# 本文:
いわずとしれたディープラーニングフレームワークです。最近、国産のフレームワークであるChainerの開発元であるPFNが、PyTorchへの移行を示したこともあり、一層認知度が高まったように思います。すでに研究分野ではTensorFlowよりも高いシェアを誇っている状態であり、今後、プロダクション方向にも整備が行くようで更に注目しておくべきでしょう。

ディープラーニングフレームワークと言いつつ、多次元配列の計算を自在に行うことが可能な自動微分ライブラリとして活用することも可能であり(その点はTensorFlowも同様だが)、PyTorchをバックエンドとした色々なライブラリができていたりします。TensorFlowに比べ、そのような使われ方がなされる大きな要因は、PyTorchがResearcher first、Python firstな構成を取っているからでしょう。素早くプロトタイプを作成でき、Pythonの書き方を崩すことなくコーディングできるため、プログラミング言語それ自体に深く精通することなく、実施したい計算を研究者が柔軟にコードに落とし込めます。

TorchScriptを利用すれば、これをグラフとしてコンパイルし、C++へ変換、あるいはTVMやTRTを通してハードウェアでのアクセラレーションの恩恵を受けることも可能です。また、C++での記述をサポートするLibTorchもあり、ほとんどPyTorchと同じようなデザインC++のコードを直接書くこともできます。

# 担当課題 1:
PyTorchについての本文で、C++での記述をサポートするものとして挙げられている名前を答えてください。
# 担当課題 2:
PyTorchについての本文のうち、「TorchScriptを利用」から「ドを直接書くこともできます。」までを、両端を含めて一字も変えずに書き写してください。

# 提供された記録:
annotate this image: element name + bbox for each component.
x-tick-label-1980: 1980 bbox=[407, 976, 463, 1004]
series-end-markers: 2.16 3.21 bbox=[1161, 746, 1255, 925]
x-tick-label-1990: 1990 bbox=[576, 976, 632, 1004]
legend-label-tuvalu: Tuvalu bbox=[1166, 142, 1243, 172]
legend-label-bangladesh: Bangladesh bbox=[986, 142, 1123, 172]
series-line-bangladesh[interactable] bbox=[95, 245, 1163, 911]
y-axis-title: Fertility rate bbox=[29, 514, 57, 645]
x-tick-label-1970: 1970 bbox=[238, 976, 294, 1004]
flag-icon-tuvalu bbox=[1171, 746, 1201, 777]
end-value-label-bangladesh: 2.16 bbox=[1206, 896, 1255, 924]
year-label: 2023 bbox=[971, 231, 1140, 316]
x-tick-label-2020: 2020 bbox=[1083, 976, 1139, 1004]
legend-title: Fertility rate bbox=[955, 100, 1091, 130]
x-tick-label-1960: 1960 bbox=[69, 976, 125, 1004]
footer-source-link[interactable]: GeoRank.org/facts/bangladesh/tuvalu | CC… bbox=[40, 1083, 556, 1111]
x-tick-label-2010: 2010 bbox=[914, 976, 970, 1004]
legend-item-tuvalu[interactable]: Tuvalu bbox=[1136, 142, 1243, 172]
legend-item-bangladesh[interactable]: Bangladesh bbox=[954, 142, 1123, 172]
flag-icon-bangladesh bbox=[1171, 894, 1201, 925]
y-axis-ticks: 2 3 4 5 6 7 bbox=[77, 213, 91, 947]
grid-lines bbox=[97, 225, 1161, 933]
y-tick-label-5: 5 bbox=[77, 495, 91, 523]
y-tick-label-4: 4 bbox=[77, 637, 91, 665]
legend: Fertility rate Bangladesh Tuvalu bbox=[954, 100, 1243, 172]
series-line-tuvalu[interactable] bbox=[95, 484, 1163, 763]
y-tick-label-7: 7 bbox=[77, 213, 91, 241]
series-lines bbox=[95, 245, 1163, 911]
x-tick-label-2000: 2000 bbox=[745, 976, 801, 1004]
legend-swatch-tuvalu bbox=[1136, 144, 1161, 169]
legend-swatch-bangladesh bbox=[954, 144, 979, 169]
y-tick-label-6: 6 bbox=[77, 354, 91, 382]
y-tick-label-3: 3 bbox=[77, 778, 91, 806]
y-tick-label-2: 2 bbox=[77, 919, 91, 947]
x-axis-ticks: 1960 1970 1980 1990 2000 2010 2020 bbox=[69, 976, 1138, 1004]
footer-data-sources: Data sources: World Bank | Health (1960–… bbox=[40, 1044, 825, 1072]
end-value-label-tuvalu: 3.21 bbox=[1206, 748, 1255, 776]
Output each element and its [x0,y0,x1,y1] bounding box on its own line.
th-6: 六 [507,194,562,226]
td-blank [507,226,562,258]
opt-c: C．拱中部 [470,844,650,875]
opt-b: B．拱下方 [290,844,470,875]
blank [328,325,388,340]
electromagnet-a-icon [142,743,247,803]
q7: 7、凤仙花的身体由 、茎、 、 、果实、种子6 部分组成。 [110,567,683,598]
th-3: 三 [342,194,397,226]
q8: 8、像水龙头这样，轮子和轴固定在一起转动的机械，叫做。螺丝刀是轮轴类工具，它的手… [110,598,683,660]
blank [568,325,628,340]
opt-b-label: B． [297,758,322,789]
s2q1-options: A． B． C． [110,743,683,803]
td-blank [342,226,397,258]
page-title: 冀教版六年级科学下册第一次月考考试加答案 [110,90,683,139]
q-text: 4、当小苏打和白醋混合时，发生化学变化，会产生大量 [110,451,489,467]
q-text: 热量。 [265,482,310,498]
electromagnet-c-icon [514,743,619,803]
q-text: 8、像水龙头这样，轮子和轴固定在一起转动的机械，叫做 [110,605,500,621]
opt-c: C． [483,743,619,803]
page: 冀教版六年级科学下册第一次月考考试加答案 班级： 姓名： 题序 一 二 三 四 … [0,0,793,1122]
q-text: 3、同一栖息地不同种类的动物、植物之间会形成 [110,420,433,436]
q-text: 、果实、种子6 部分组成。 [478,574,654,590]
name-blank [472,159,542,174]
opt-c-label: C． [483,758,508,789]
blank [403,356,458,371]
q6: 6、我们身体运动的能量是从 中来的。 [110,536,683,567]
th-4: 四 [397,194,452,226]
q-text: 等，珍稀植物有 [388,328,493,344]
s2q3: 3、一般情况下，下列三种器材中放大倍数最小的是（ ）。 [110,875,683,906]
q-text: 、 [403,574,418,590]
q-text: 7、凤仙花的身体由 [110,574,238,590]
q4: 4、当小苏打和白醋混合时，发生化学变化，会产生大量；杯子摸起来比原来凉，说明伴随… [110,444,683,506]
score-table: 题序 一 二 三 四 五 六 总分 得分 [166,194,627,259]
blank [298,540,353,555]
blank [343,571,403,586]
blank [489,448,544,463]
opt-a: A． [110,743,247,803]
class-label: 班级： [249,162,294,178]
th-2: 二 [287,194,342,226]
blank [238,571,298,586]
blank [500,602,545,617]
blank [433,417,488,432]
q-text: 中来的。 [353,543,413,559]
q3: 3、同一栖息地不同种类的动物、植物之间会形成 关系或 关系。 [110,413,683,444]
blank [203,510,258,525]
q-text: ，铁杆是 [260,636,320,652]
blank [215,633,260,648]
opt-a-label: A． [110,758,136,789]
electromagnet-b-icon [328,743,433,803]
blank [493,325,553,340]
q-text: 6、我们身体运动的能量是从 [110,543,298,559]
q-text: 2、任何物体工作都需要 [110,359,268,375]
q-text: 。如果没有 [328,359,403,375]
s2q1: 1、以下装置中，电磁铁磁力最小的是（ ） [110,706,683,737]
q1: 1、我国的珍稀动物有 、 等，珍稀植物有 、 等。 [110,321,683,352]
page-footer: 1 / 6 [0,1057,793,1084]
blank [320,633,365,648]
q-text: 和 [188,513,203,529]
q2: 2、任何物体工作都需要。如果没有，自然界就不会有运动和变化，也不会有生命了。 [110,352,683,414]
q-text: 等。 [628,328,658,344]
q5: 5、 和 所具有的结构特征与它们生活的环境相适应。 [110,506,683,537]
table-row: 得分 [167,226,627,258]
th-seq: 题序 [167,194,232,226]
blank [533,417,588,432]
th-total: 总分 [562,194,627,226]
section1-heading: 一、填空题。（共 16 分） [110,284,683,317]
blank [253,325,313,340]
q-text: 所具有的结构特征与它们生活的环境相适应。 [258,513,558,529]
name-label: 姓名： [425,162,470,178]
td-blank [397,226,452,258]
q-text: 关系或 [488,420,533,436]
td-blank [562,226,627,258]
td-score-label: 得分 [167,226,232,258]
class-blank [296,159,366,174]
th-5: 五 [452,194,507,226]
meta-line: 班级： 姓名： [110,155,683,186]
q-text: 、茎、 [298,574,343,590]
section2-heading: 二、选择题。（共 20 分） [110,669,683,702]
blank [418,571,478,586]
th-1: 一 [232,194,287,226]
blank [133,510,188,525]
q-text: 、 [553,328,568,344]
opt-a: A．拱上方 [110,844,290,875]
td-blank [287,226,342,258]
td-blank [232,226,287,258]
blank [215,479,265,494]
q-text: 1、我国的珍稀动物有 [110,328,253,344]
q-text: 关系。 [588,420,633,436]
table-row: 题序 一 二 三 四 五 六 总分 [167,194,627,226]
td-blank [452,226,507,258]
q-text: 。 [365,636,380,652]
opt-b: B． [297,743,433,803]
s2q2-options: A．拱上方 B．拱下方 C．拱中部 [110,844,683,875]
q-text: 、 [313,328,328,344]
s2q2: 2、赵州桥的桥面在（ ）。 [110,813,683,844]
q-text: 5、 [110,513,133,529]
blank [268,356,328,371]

# 回答欄 1:
LibTorch

# 回答欄 2:
TorchScriptを利用すれば、これをグラフとしてコンパイルし、C++へ変換、あるいはTVMやTRTを通してハードウェアでのアクセラレーションの恩恵を受けることも可能です。また、C++での記述をサポートするLibTorchもあり、ほとんどPyTorchと同じようなデザインC++のコードを直接書くこともできます。